▸ **Available records**:
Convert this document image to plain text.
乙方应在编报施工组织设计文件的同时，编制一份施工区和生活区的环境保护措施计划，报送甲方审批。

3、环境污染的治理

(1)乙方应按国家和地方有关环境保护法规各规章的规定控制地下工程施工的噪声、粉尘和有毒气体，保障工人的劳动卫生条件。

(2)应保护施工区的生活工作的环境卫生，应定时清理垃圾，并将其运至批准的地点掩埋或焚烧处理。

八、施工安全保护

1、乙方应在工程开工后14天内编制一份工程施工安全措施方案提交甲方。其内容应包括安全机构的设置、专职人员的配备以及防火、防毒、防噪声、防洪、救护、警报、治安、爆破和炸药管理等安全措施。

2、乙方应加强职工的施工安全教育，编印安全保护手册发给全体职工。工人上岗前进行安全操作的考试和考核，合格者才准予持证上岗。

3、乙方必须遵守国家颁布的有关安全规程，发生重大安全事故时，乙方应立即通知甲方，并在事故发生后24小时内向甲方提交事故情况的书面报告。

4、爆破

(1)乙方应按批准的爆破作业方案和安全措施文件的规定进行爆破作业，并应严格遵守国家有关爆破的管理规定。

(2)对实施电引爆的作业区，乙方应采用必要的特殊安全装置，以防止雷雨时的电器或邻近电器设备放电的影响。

▸ **Requirement**:
Repeat the listing exactly, from its first line to its last.

▸ **Correct answer**:
Convert this document image to plain text.
乙方应在编报施工组织设计文件的同时，编制一份施工区和生活区的环境保护措施计划，报送甲方审批。

3、环境污染的治理

(1)乙方应按国家和地方有关环境保护法规各规章的规定控制地下工程施工的噪声、粉尘和有毒气体，保障工人的劳动卫生条件。

(2)应保护施工区的生活工作的环境卫生，应定时清理垃圾，并将其运至批准的地点掩埋或焚烧处理。

八、施工安全保护

1、乙方应在工程开工后14天内编制一份工程施工安全措施方案提交甲方。其内容应包括安全机构的设置、专职人员的配备以及防火、防毒、防噪声、防洪、救护、警报、治安、爆破和炸药管理等安全措施。

2、乙方应加强职工的施工安全教育，编印安全保护手册发给全体职工。工人上岗前进行安全操作的考试和考核，合格者才准予持证上岗。

3、乙方必须遵守国家颁布的有关安全规程，发生重大安全事故时，乙方应立即通知甲方，并在事故发生后24小时内向甲方提交事故情况的书面报告。

4、爆破

(1)乙方应按批准的爆破作业方案和安全措施文件的规定进行爆破作业，并应严格遵守国家有关爆破的管理规定。

(2)对实施电引爆的作业区，乙方应采用必要的特殊安全装置，以防止雷雨时的电器或邻近电器设备放电的影响。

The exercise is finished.